What to work on. Work out how many lines in the entries contain the string "下列说法正确的是", and give nothing but that number.
----------
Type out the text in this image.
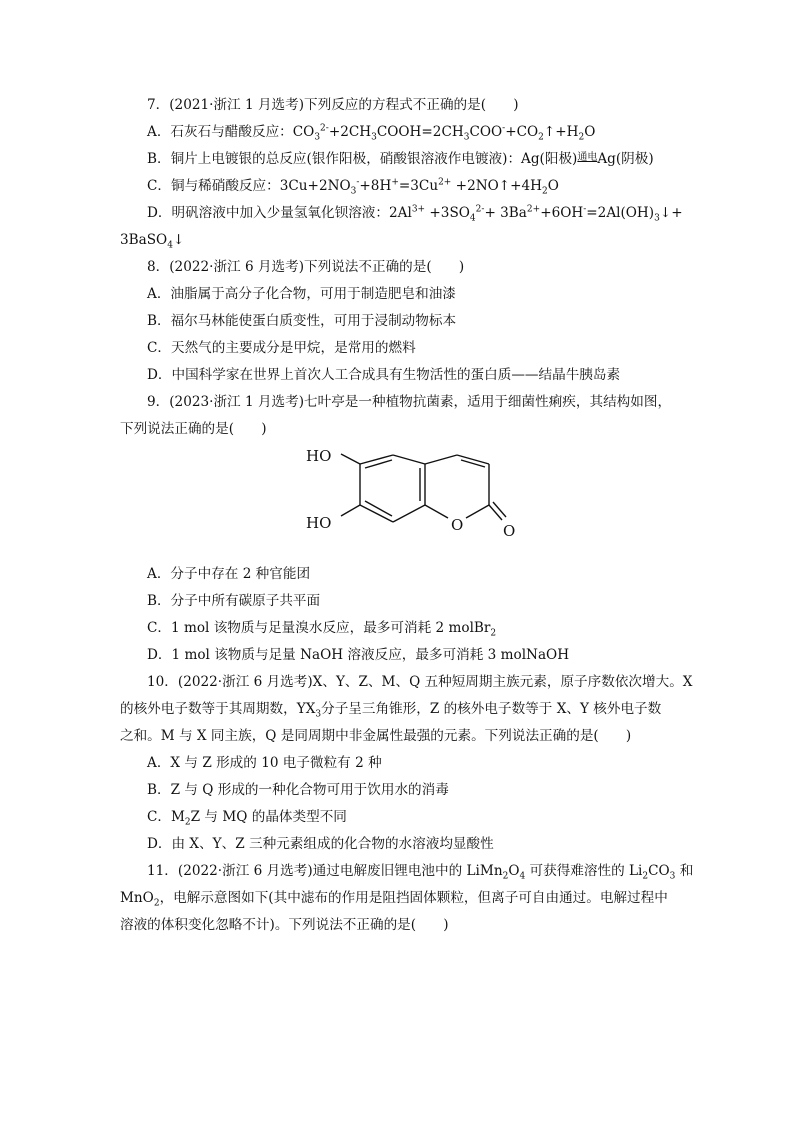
7．(2021·浙江 1 月选考)下列反应的方程式不正确的是(　　)
A．石灰石与醋酸反应：$CO_3^{2-}+2CH_3COOH=2CH_3COO^-+CO_2↑+H_2O$
B．铜片上电镀银的总反应(银作阳极，硝酸银溶液作电镀液)：Ag(阳极)$^{通电}$Ag(阴极)
C．铜与稀硝酸反应：$3Cu+2NO_3^-+8H^+=3Cu^{2+}$ $+2NO↑+4H_2O$
D．明矾溶液中加入少量氢氧化钡溶液：$2Al^{3+} +3SO_4^{2-}+$ $3Ba^{2+}+6OH^-=2Al(OH)_3↓+$
3BaSO$_4$↓
8．(2022·浙江 6 月选考)下列说法不正确的是(　　)
A．油脂属于高分子化合物，可用于制造肥皂和油漆
B．福尔马林能使蛋白质变性，可用于浸制动物标本
C．天然气的主要成分是甲烷，是常用的燃料
D．中国科学家在世界上首次人工合成具有生物活性的蛋白质——结晶牛胰岛素
9．(2023·浙江 1 月选考)七叶亭是一种植物抗菌素，适用于细菌性痢疾，其结构如图，
下列说法正确的是(　　)
HO
HO	O	O
A．分子中存在 2 种官能团
B．分子中所有碳原子共平面
C．1 mol 该物质与足量溴水反应，最多可消耗 2 molBr$_2$
D．1 mol 该物质与足量 NaOH 溶液反应，最多可消耗 3 molNaOH
10．(2022·浙江 6 月选考)X、Y、Z、M、Q 五种短周期主族元素，原子序数依次增大。X
的核外电子数等于其周期数，$YX_3$分子呈三角锥形，Z 的核外电子数等于 X、Y 核外电子数
之和。M 与 X 同主族，Q 是同周期中非金属性最强的元素。下列说法正确的是(　　)
A．X 与 Z 形成的 10 电子微粒有 2 种
B．Z 与 Q 形成的一种化合物可用于饮用水的消毒
C．$M_2Z$ 与 MQ 的晶体类型不同
D．由 X、Y、Z 三种元素组成的化合物的水溶液均显酸性
11．(2022·浙江 6 月选考)通过电解废旧锂电池中的 $LiMn_2O_4$ 可获得难溶性的 $Li_2CO_3$ 和
MnO$_2$，电解示意图如下(其中滤布的作用是阻挡固体颗粒，但离子可自由通过。电解过程中
溶液的体积变化忽略不计)。下列说法不正确的是(　　)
----------
Output of the exercise. 2